▶ _Text passage_:
◇ ◇ ◇ ◇ ◇

The crystal earpiece is modified by first separating the two halves of the moulding by working around the seam with a small blade such as a watchmaker's screwdriver. Be very careful that the foil diaphragm remains attached to the rear moulding. The exhaust port can then be cut into the rim of the front moulding (as shown in Figure 4) using a file. The port should be about 10mm wide and extend the full depth of the rim. The two halves can then be re-united, with the port adjacent to the cable entry point, using 'super glue' or epoxy adhesive to secure them.

Take a Breath...

◇ ◇ ◇ ◇ ◇

▶ _Source records_:
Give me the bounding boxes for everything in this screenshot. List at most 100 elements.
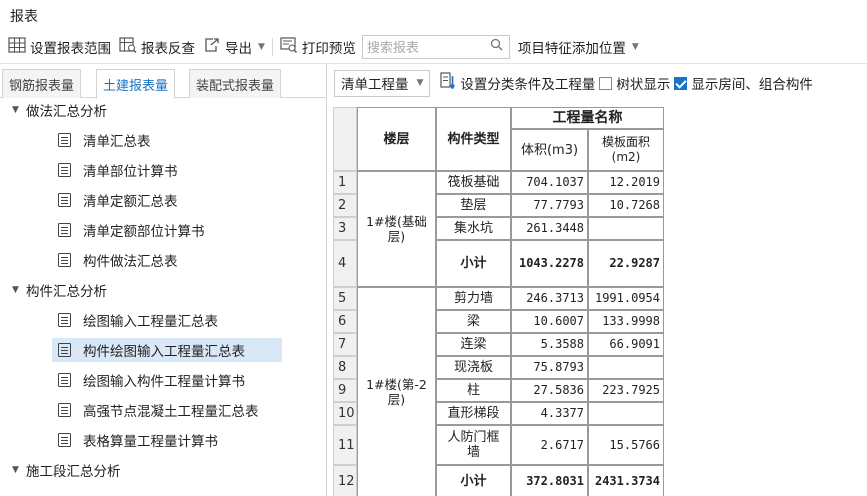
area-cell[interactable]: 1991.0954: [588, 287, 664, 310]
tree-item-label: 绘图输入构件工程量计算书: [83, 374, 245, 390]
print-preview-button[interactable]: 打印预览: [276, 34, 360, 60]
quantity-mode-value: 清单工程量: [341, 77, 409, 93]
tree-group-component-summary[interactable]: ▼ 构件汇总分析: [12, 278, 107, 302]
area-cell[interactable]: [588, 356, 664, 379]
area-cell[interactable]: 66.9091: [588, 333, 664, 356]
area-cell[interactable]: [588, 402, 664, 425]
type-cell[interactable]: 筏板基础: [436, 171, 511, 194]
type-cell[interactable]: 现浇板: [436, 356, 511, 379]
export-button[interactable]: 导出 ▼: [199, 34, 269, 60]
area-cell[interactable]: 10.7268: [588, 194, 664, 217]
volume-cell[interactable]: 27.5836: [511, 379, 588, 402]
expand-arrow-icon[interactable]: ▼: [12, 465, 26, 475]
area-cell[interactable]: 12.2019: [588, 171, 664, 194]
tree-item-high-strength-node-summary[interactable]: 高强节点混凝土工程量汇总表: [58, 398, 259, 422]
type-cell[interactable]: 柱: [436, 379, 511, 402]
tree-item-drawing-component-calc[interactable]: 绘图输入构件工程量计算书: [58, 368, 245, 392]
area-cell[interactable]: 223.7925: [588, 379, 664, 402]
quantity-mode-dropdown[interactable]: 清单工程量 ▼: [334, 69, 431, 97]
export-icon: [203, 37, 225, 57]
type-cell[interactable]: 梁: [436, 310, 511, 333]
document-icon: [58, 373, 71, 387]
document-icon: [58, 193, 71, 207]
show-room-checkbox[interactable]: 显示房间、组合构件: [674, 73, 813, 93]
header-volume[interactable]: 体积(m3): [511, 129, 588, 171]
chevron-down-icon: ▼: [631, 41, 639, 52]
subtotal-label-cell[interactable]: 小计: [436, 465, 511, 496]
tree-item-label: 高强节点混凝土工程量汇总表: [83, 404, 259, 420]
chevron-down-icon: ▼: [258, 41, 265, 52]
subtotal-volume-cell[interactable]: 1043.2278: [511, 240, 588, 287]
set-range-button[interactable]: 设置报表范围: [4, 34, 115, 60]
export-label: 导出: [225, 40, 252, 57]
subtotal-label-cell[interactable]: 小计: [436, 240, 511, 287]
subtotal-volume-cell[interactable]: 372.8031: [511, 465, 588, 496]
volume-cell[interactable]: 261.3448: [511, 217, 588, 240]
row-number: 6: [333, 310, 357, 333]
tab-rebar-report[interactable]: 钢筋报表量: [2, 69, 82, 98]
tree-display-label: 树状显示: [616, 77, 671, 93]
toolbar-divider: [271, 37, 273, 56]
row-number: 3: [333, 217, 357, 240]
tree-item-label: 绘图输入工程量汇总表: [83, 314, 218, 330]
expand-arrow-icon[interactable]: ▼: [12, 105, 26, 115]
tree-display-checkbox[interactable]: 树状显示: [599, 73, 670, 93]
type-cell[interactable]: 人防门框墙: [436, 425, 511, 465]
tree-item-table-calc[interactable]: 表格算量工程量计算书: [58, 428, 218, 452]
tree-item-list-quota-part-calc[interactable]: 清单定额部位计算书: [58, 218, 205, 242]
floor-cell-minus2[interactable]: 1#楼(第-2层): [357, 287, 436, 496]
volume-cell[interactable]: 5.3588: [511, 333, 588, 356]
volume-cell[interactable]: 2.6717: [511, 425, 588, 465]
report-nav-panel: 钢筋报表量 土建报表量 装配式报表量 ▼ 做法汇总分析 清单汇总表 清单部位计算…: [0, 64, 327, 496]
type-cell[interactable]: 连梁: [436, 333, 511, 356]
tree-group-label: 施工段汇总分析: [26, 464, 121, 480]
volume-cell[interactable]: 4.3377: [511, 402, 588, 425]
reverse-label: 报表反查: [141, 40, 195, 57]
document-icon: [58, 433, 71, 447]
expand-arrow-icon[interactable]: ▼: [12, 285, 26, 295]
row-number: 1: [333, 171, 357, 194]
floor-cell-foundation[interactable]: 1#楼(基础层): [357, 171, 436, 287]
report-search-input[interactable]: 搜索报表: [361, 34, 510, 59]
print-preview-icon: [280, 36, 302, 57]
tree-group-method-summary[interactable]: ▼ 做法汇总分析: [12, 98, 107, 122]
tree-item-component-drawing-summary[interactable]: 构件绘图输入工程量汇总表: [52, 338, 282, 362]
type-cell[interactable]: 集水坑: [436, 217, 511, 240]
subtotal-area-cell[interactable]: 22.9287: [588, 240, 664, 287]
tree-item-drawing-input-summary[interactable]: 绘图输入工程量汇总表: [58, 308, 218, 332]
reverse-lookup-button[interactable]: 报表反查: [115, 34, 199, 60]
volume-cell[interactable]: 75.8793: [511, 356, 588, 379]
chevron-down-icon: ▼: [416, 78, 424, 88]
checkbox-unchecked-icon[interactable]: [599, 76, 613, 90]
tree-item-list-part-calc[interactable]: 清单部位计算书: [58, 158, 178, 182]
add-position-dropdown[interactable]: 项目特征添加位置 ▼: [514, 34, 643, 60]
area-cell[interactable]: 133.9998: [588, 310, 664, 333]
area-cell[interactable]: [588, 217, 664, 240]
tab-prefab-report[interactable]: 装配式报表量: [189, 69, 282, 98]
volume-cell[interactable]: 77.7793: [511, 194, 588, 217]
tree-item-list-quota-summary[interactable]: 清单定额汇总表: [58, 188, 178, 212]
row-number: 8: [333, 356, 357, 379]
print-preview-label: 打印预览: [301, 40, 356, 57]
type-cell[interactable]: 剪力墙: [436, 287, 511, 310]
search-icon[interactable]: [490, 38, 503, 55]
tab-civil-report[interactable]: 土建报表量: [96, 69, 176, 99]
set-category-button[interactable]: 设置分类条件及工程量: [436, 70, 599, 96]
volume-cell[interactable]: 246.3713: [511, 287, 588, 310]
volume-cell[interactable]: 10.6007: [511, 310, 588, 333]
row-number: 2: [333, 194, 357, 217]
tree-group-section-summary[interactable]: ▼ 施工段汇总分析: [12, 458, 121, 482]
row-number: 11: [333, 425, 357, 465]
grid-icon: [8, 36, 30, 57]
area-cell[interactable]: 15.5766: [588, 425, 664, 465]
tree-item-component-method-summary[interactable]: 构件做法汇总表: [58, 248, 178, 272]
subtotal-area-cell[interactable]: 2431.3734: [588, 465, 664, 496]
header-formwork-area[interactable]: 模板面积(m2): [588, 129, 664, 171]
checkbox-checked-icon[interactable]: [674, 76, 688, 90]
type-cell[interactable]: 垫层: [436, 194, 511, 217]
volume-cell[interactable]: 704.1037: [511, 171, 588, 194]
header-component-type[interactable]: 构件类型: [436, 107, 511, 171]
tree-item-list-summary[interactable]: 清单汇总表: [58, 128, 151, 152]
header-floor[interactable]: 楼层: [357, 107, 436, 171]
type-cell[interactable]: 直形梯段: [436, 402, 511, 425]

◇ ◇ ◇ ◇ ◇

▶ _To-do list_:
a - Transcribe the earpiece modification text in full, word for word.
b - Extract each line from the rows that contains the string "arrow".

▶ _Responses by task_:
a -
The crystal earpiece is modified by first separating the two halves of the moulding by working around the seam with a small blade such as a watchmaker's screwdriver. Be very careful that the foil diaphragm remains attached to the rear moulding. The exhaust port can then be cut into the rim of the front moulding (as shown in Figure 4) using a file. The port should be about 10mm wide and extend the full depth of the rim. The two halves can then be re-united, with the port adjacent to the cable entry point, using 'super glue' or epoxy adhesive to secure them.

Take a Breath...

b -
expand-arrow-icon[interactable]: ▼: [12, 465, 26, 475]
expand-arrow-icon[interactable]: ▼: [12, 105, 26, 115]
expand-arrow-icon[interactable]: ▼: [12, 285, 26, 295]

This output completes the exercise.